'''

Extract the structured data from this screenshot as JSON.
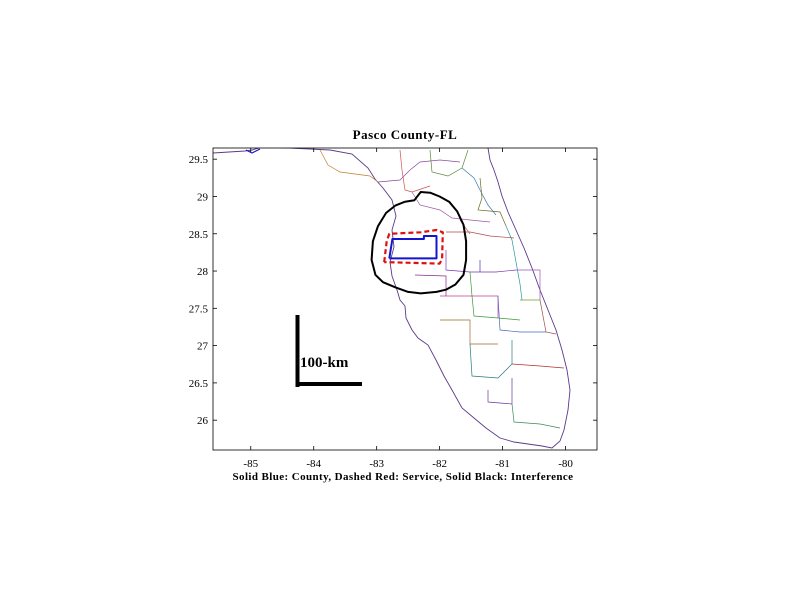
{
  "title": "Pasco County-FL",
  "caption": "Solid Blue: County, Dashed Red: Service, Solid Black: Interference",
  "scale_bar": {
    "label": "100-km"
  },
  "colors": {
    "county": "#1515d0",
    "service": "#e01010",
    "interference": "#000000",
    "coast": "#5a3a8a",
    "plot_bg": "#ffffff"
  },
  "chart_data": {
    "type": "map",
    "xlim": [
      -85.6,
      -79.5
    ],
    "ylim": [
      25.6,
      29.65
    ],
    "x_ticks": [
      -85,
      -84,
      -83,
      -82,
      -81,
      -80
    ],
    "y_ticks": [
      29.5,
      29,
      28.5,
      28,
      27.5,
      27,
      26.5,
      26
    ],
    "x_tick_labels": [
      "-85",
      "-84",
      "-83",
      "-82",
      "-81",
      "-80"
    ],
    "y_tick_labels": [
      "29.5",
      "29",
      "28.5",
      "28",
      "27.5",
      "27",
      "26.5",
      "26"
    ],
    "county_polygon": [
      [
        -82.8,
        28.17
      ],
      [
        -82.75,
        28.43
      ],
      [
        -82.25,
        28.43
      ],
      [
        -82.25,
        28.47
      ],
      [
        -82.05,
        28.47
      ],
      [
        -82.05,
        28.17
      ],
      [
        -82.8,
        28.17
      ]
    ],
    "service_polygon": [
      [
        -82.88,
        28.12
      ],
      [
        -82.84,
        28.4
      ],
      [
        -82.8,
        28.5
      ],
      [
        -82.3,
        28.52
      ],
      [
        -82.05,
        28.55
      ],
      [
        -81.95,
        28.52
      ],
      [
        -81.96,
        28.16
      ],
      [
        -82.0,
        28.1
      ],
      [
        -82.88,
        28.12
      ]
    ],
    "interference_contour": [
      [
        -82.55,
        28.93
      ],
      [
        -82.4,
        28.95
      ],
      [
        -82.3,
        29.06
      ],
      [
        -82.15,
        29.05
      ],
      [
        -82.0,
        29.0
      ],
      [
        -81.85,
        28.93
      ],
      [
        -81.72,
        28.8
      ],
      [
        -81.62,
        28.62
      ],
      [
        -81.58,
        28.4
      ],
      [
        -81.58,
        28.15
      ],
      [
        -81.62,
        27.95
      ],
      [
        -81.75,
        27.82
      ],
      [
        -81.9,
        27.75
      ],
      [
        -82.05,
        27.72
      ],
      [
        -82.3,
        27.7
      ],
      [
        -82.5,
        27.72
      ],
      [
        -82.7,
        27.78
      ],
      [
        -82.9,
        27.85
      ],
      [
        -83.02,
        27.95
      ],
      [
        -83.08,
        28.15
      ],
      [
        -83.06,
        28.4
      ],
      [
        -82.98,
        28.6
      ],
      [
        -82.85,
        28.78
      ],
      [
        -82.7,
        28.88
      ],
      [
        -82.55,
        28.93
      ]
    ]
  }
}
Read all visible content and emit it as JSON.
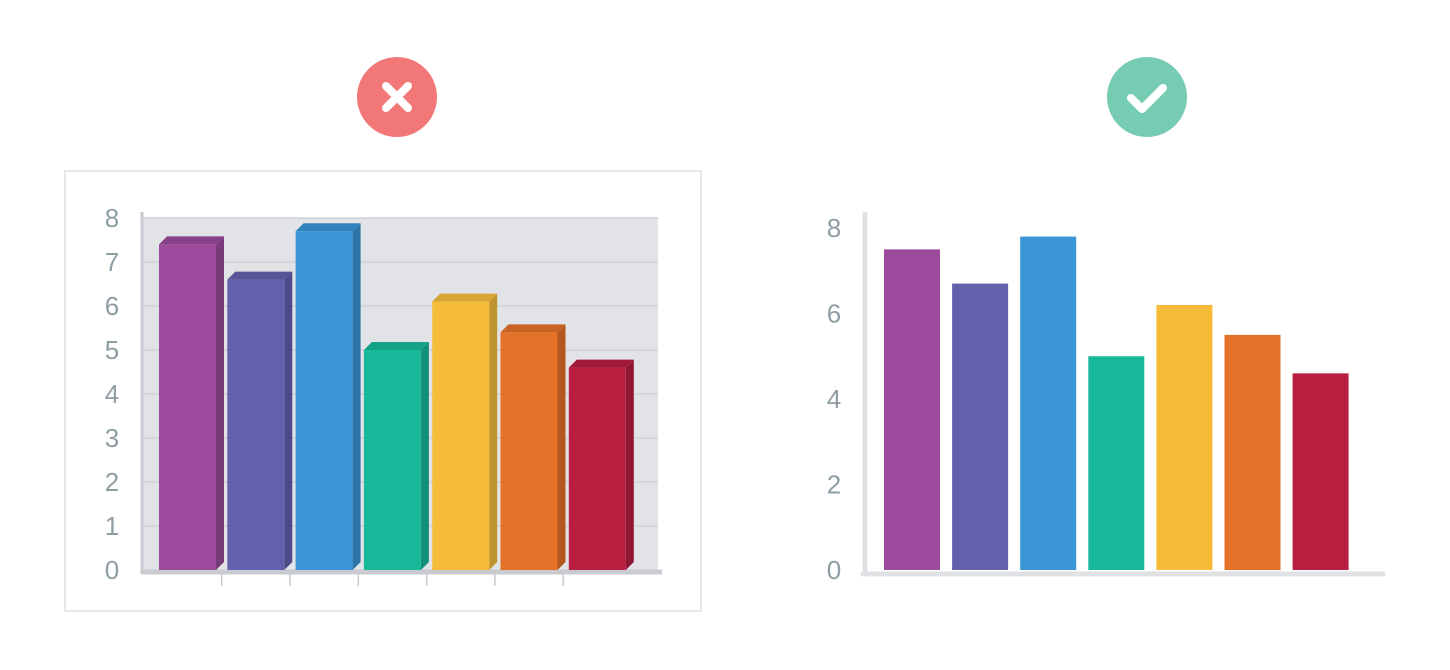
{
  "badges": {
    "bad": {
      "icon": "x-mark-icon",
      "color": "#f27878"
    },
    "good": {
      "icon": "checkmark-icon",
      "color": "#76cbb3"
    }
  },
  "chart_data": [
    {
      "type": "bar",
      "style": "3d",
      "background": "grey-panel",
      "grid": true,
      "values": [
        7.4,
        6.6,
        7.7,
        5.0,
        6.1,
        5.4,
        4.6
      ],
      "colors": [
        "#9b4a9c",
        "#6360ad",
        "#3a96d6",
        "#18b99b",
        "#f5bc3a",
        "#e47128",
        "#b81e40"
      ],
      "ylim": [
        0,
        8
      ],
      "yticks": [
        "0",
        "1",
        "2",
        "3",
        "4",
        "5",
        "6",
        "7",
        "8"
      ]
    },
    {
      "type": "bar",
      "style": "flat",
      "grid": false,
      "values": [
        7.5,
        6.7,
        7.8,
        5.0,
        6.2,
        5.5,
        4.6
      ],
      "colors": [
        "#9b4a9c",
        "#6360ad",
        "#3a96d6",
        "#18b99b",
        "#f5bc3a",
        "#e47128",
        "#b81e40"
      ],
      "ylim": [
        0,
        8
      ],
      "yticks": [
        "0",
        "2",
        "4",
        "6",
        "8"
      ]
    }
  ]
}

'''

What you should do: List the lines of the records where "JSON" occurs.

Result below:
Extract the structured data from this screenshot as JSON.
Read all visible content and emit it as JSON.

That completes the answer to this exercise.